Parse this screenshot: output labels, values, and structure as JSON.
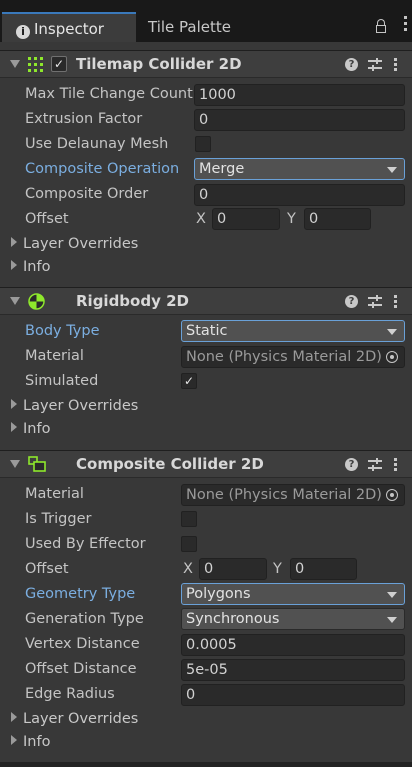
{
  "tabs": {
    "inspector": "Inspector",
    "tile_palette": "Tile Palette",
    "inspector_icon": "i"
  },
  "tilemap_collider": {
    "title": "Tilemap Collider 2D",
    "enabled": "✓",
    "max_tile_change_count_label": "Max Tile Change Count",
    "max_tile_change_count": "1000",
    "extrusion_factor_label": "Extrusion Factor",
    "extrusion_factor": "0",
    "use_delaunay_label": "Use Delaunay Mesh",
    "composite_operation_label": "Composite Operation",
    "composite_operation": "Merge",
    "composite_order_label": "Composite Order",
    "composite_order": "0",
    "offset_label": "Offset",
    "offset_x_label": "X",
    "offset_x": "0",
    "offset_y_label": "Y",
    "offset_y": "0",
    "layer_overrides": "Layer Overrides",
    "info": "Info"
  },
  "rigidbody": {
    "title": "Rigidbody 2D",
    "body_type_label": "Body Type",
    "body_type": "Static",
    "material_label": "Material",
    "material": "None (Physics Material 2D)",
    "simulated_label": "Simulated",
    "simulated": "✓",
    "layer_overrides": "Layer Overrides",
    "info": "Info"
  },
  "composite_collider": {
    "title": "Composite Collider 2D",
    "material_label": "Material",
    "material": "None (Physics Material 2D)",
    "is_trigger_label": "Is Trigger",
    "used_by_effector_label": "Used By Effector",
    "offset_label": "Offset",
    "offset_x_label": "X",
    "offset_x": "0",
    "offset_y_label": "Y",
    "offset_y": "0",
    "geometry_type_label": "Geometry Type",
    "geometry_type": "Polygons",
    "generation_type_label": "Generation Type",
    "generation_type": "Synchronous",
    "vertex_distance_label": "Vertex Distance",
    "vertex_distance": "0.0005",
    "offset_distance_label": "Offset Distance",
    "offset_distance": "5e-05",
    "edge_radius_label": "Edge Radius",
    "edge_radius": "0",
    "layer_overrides": "Layer Overrides",
    "info": "Info"
  },
  "header_help": "?",
  "colors": {
    "accent": "#3a79bb",
    "modified_label": "#7baee0",
    "component_icon": "#8ee82c"
  },
  "icons": [
    "info-icon",
    "lock-icon",
    "menu-icon",
    "grid-icon",
    "rigidbody-icon",
    "composite-collider-icon",
    "help-icon",
    "preset-icon",
    "object-picker-icon"
  ]
}
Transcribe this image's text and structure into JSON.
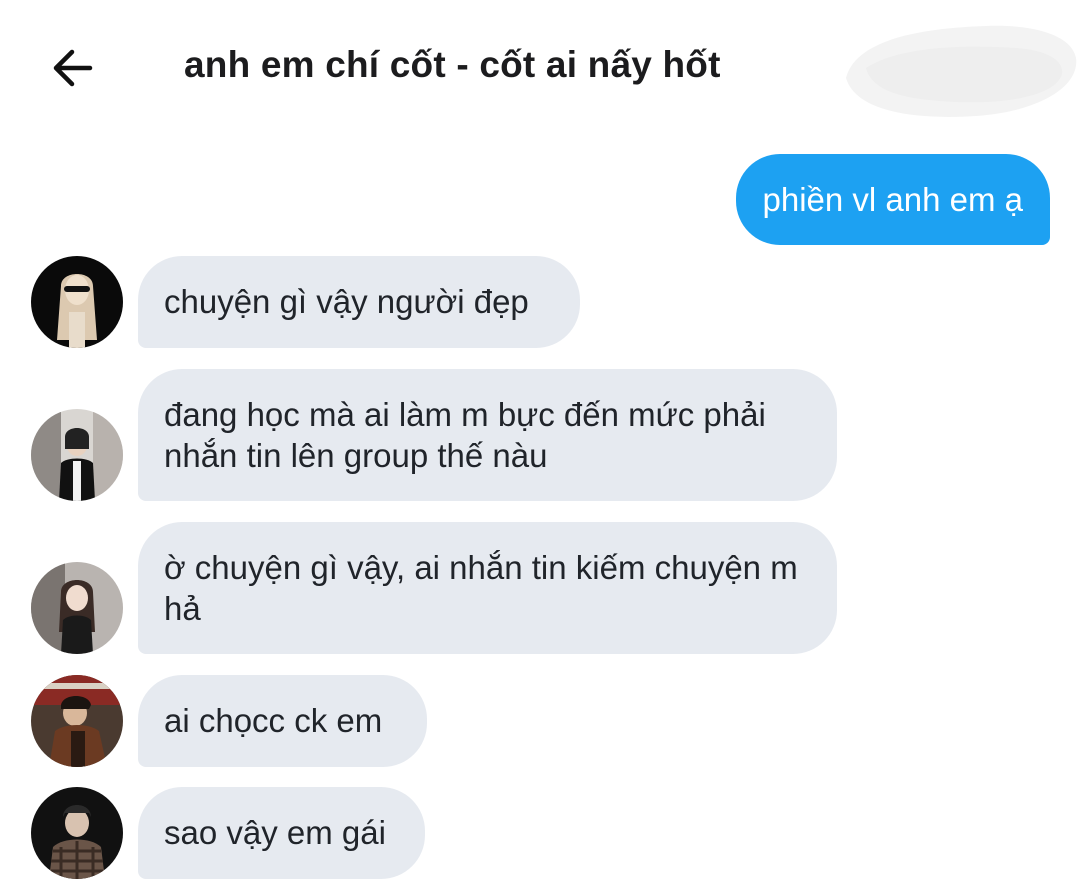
{
  "header": {
    "title": "anh em chí cốt - cốt ai nấy hốt",
    "back_icon": "arrow-left-icon"
  },
  "colors": {
    "outgoing_bubble": "#1da1f2",
    "incoming_bubble": "#e6eaf0",
    "background": "#ffffff"
  },
  "messages": [
    {
      "direction": "outgoing",
      "text": "phiền vl anh em ạ"
    },
    {
      "direction": "incoming",
      "text": "chuyện gì vậy người đẹp"
    },
    {
      "direction": "incoming",
      "text": "đang học mà ai làm m bực đến mức phải nhắn tin lên group thế nàu"
    },
    {
      "direction": "incoming",
      "text": "ờ chuyện gì vậy, ai nhắn tin kiếm chuyện m hả"
    },
    {
      "direction": "incoming",
      "text": "ai chọcc ck em"
    },
    {
      "direction": "incoming",
      "text": "sao vậy em gái"
    }
  ]
}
• • • • • • •
What to work on: In the lines above, find each one with "text" and list it.

Solution to this task:
Transcribe this image's text and structure into JSON.
      "text": "phiền vl anh em ạ"
      "text": "chuyện gì vậy người đẹp"
      "text": "đang học mà ai làm m bực đến mức phải nhắn tin lên group thế nàu"
      "text": "ờ chuyện gì vậy, ai nhắn tin kiếm chuyện m hả"
      "text": "ai chọcc ck em"
      "text": "sao vậy em gái"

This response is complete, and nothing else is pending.